◆ What you have to do ◆
Top to bottom, every record is to be copied word for word.

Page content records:
--------------------------------------------------

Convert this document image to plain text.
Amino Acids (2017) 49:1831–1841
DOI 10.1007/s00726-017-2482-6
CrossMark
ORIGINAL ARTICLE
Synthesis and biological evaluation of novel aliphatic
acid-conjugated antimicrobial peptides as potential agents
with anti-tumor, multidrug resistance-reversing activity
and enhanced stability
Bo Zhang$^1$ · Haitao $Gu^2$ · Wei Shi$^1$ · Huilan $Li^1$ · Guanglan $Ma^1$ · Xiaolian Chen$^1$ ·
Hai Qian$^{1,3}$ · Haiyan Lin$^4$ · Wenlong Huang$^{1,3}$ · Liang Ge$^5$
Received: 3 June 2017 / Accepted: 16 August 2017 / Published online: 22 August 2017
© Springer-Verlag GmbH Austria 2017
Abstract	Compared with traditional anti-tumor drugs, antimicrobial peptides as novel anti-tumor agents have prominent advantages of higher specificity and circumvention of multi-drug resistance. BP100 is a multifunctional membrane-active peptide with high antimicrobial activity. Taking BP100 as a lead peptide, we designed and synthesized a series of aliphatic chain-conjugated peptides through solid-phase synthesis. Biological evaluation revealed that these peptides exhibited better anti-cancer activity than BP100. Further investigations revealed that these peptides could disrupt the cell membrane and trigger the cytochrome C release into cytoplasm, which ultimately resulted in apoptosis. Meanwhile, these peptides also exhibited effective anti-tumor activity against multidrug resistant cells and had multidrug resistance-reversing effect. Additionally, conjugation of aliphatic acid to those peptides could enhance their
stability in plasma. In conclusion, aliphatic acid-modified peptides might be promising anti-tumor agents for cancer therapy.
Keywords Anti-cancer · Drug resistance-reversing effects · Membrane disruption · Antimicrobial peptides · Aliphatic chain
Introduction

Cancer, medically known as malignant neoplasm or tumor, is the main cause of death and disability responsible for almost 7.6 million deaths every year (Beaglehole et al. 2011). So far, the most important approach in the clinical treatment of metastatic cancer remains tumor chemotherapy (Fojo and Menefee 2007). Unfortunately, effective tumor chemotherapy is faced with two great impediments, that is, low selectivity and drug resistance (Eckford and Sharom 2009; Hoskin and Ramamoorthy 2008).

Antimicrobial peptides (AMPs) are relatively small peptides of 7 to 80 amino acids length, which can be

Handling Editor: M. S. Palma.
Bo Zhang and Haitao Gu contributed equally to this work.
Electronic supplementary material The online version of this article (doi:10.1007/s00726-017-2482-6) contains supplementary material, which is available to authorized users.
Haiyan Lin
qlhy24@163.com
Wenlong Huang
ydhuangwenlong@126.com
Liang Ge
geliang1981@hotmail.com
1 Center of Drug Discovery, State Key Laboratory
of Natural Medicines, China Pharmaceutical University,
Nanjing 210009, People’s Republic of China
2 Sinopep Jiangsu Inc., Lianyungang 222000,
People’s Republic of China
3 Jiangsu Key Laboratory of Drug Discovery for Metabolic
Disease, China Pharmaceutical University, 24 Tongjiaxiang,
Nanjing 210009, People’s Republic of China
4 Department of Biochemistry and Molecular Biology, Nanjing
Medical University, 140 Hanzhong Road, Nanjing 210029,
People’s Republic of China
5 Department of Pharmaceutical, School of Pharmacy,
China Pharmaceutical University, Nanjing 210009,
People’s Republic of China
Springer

--------------------------------------------------

◆ Exercise result ◆
Convert this document image to plain text.
Amino Acids (2017) 49:1831–1841
DOI 10.1007/s00726-017-2482-6
CrossMark
ORIGINAL ARTICLE
Synthesis and biological evaluation of novel aliphatic
acid-conjugated antimicrobial peptides as potential agents
with anti-tumor, multidrug resistance-reversing activity
and enhanced stability
Bo Zhang$^1$ · Haitao $Gu^2$ · Wei Shi$^1$ · Huilan $Li^1$ · Guanglan $Ma^1$ · Xiaolian Chen$^1$ ·
Hai Qian$^{1,3}$ · Haiyan Lin$^4$ · Wenlong Huang$^{1,3}$ · Liang Ge$^5$
Received: 3 June 2017 / Accepted: 16 August 2017 / Published online: 22 August 2017
© Springer-Verlag GmbH Austria 2017
Abstract	Compared with traditional anti-tumor drugs, antimicrobial peptides as novel anti-tumor agents have prominent advantages of higher specificity and circumvention of multi-drug resistance. BP100 is a multifunctional membrane-active peptide with high antimicrobial activity. Taking BP100 as a lead peptide, we designed and synthesized a series of aliphatic chain-conjugated peptides through solid-phase synthesis. Biological evaluation revealed that these peptides exhibited better anti-cancer activity than BP100. Further investigations revealed that these peptides could disrupt the cell membrane and trigger the cytochrome C release into cytoplasm, which ultimately resulted in apoptosis. Meanwhile, these peptides also exhibited effective anti-tumor activity against multidrug resistant cells and had multidrug resistance-reversing effect. Additionally, conjugation of aliphatic acid to those peptides could enhance their
stability in plasma. In conclusion, aliphatic acid-modified peptides might be promising anti-tumor agents for cancer therapy.
Keywords Anti-cancer · Drug resistance-reversing effects · Membrane disruption · Antimicrobial peptides · Aliphatic chain
Introduction

Cancer, medically known as malignant neoplasm or tumor, is the main cause of death and disability responsible for almost 7.6 million deaths every year (Beaglehole et al. 2011). So far, the most important approach in the clinical treatment of metastatic cancer remains tumor chemotherapy (Fojo and Menefee 2007). Unfortunately, effective tumor chemotherapy is faced with two great impediments, that is, low selectivity and drug resistance (Eckford and Sharom 2009; Hoskin and Ramamoorthy 2008).

Antimicrobial peptides (AMPs) are relatively small peptides of 7 to 80 amino acids length, which can be

Handling Editor: M. S. Palma.
Bo Zhang and Haitao Gu contributed equally to this work.
Electronic supplementary material The online version of this article (doi:10.1007/s00726-017-2482-6) contains supplementary material, which is available to authorized users.
Haiyan Lin
qlhy24@163.com
Wenlong Huang
ydhuangwenlong@126.com
Liang Ge
geliang1981@hotmail.com
1 Center of Drug Discovery, State Key Laboratory
of Natural Medicines, China Pharmaceutical University,
Nanjing 210009, People’s Republic of China
2 Sinopep Jiangsu Inc., Lianyungang 222000,
People’s Republic of China
3 Jiangsu Key Laboratory of Drug Discovery for Metabolic
Disease, China Pharmaceutical University, 24 Tongjiaxiang,
Nanjing 210009, People’s Republic of China
4 Department of Biochemistry and Molecular Biology, Nanjing
Medical University, 140 Hanzhong Road, Nanjing 210029,
People’s Republic of China
5 Department of Pharmaceutical, School of Pharmacy,
China Pharmaceutical University, Nanjing 210009,
People’s Republic of China
Springer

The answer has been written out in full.